▶ **Written request**:
Print all the data, keeping every line exactly as it is.

════════════════════

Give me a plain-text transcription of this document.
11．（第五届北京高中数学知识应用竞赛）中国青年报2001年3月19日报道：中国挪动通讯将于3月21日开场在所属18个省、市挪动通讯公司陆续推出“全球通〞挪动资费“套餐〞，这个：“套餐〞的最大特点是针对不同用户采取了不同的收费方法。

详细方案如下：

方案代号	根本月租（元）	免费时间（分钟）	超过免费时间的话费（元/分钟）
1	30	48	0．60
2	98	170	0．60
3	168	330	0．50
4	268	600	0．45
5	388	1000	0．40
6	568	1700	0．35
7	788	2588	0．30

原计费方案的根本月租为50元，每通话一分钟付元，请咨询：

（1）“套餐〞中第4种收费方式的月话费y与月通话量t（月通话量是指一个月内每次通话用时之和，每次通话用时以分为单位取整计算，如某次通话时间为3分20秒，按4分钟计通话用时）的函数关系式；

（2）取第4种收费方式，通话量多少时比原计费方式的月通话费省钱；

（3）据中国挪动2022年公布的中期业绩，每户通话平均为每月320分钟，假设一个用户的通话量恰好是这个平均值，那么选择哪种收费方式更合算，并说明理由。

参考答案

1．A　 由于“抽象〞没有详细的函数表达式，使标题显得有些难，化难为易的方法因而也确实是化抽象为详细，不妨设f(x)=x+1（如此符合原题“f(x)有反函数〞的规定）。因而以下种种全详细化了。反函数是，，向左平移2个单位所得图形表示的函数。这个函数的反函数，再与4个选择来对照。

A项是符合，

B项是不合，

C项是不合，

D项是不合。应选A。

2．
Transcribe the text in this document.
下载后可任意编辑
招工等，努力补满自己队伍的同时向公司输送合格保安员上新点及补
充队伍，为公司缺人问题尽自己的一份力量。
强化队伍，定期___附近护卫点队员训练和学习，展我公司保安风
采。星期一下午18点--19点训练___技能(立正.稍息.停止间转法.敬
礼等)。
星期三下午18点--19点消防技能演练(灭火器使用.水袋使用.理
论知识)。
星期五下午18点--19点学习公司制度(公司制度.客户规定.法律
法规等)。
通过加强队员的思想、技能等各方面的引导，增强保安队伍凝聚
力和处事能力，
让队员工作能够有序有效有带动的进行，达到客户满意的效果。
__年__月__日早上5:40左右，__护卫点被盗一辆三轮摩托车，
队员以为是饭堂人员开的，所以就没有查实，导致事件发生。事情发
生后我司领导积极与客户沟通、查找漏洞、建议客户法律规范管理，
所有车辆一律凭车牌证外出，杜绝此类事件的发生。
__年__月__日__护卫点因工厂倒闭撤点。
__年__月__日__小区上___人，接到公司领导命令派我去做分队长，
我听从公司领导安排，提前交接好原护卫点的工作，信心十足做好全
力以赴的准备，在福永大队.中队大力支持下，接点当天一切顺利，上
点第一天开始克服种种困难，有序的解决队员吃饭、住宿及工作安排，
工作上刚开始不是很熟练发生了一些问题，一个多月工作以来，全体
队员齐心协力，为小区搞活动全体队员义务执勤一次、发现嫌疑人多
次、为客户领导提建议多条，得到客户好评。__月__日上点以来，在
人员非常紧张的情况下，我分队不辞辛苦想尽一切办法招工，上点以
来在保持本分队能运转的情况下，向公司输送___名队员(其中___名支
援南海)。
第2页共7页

════════════════════

▶ **Solved exercise**:
Give me a plain-text transcription of this document.
11．（第五届北京高中数学知识应用竞赛）中国青年报2001年3月19日报道：中国挪动通讯将于3月21日开场在所属18个省、市挪动通讯公司陆续推出“全球通〞挪动资费“套餐〞，这个：“套餐〞的最大特点是针对不同用户采取了不同的收费方法。

详细方案如下：

方案代号	根本月租（元）	免费时间（分钟）	超过免费时间的话费（元/分钟）
1	30	48	0．60
2	98	170	0．60
3	168	330	0．50
4	268	600	0．45
5	388	1000	0．40
6	568	1700	0．35
7	788	2588	0．30

原计费方案的根本月租为50元，每通话一分钟付元，请咨询：

（1）“套餐〞中第4种收费方式的月话费y与月通话量t（月通话量是指一个月内每次通话用时之和，每次通话用时以分为单位取整计算，如某次通话时间为3分20秒，按4分钟计通话用时）的函数关系式；

（2）取第4种收费方式，通话量多少时比原计费方式的月通话费省钱；

（3）据中国挪动2022年公布的中期业绩，每户通话平均为每月320分钟，假设一个用户的通话量恰好是这个平均值，那么选择哪种收费方式更合算，并说明理由。

参考答案

1．A　 由于“抽象〞没有详细的函数表达式，使标题显得有些难，化难为易的方法因而也确实是化抽象为详细，不妨设f(x)=x+1（如此符合原题“f(x)有反函数〞的规定）。因而以下种种全详细化了。反函数是，，向左平移2个单位所得图形表示的函数。这个函数的反函数，再与4个选择来对照。

A项是符合，

B项是不合，

C项是不合，

D项是不合。应选A。

2．
Transcribe the text in this document.
下载后可任意编辑
招工等，努力补满自己队伍的同时向公司输送合格保安员上新点及补
充队伍，为公司缺人问题尽自己的一份力量。
强化队伍，定期___附近护卫点队员训练和学习，展我公司保安风
采。星期一下午18点--19点训练___技能(立正.稍息.停止间转法.敬
礼等)。
星期三下午18点--19点消防技能演练(灭火器使用.水袋使用.理
论知识)。
星期五下午18点--19点学习公司制度(公司制度.客户规定.法律
法规等)。
通过加强队员的思想、技能等各方面的引导，增强保安队伍凝聚
力和处事能力，
让队员工作能够有序有效有带动的进行，达到客户满意的效果。
__年__月__日早上5:40左右，__护卫点被盗一辆三轮摩托车，
队员以为是饭堂人员开的，所以就没有查实，导致事件发生。事情发
生后我司领导积极与客户沟通、查找漏洞、建议客户法律规范管理，
所有车辆一律凭车牌证外出，杜绝此类事件的发生。
__年__月__日__护卫点因工厂倒闭撤点。
__年__月__日__小区上___人，接到公司领导命令派我去做分队长，
我听从公司领导安排，提前交接好原护卫点的工作，信心十足做好全
力以赴的准备，在福永大队.中队大力支持下，接点当天一切顺利，上
点第一天开始克服种种困难，有序的解决队员吃饭、住宿及工作安排，
工作上刚开始不是很熟练发生了一些问题，一个多月工作以来，全体
队员齐心协力，为小区搞活动全体队员义务执勤一次、发现嫌疑人多
次、为客户领导提建议多条，得到客户好评。__月__日上点以来，在
人员非常紧张的情况下，我分队不辞辛苦想尽一切办法招工，上点以
来在保持本分队能运转的情况下，向公司输送___名队员(其中___名支
援南海)。
第2页共7页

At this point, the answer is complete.